* Start ROWS *

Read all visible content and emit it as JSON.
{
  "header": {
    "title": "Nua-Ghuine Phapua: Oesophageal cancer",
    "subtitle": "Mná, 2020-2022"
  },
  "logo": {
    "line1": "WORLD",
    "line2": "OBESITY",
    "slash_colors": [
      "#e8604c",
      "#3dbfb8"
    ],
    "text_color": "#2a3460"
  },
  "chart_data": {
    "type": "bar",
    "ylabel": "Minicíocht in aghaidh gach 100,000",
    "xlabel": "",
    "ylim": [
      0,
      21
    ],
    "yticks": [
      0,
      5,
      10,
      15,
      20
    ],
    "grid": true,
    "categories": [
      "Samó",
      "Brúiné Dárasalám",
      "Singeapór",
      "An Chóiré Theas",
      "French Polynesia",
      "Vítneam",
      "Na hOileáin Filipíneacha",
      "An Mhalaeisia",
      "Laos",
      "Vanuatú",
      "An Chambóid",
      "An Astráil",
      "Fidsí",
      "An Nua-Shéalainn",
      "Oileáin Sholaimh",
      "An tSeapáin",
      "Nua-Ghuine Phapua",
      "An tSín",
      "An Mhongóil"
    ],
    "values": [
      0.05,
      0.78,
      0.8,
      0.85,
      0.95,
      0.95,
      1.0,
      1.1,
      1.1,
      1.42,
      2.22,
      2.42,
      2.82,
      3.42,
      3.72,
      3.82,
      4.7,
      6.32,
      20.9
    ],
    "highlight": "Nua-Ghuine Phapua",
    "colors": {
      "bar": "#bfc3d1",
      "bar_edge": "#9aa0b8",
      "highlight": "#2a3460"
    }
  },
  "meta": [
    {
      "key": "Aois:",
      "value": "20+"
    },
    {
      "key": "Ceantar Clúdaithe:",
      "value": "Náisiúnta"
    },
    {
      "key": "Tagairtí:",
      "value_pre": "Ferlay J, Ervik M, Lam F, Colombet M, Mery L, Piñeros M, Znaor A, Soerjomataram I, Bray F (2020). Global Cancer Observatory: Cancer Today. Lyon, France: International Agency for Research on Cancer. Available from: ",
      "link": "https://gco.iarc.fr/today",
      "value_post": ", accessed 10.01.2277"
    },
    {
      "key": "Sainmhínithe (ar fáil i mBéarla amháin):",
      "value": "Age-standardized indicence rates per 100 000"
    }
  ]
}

* End ROWS *

■ WHAT IS ASKED
Using the listing above, locate the lines that hold "Phapua" and copy each one.

■ TASK RESULT
    "title": "Nua-Ghuine Phapua: Oesophageal cancer",
      "Nua-Ghuine Phapua",
    "highlight": "Nua-Ghuine Phapua",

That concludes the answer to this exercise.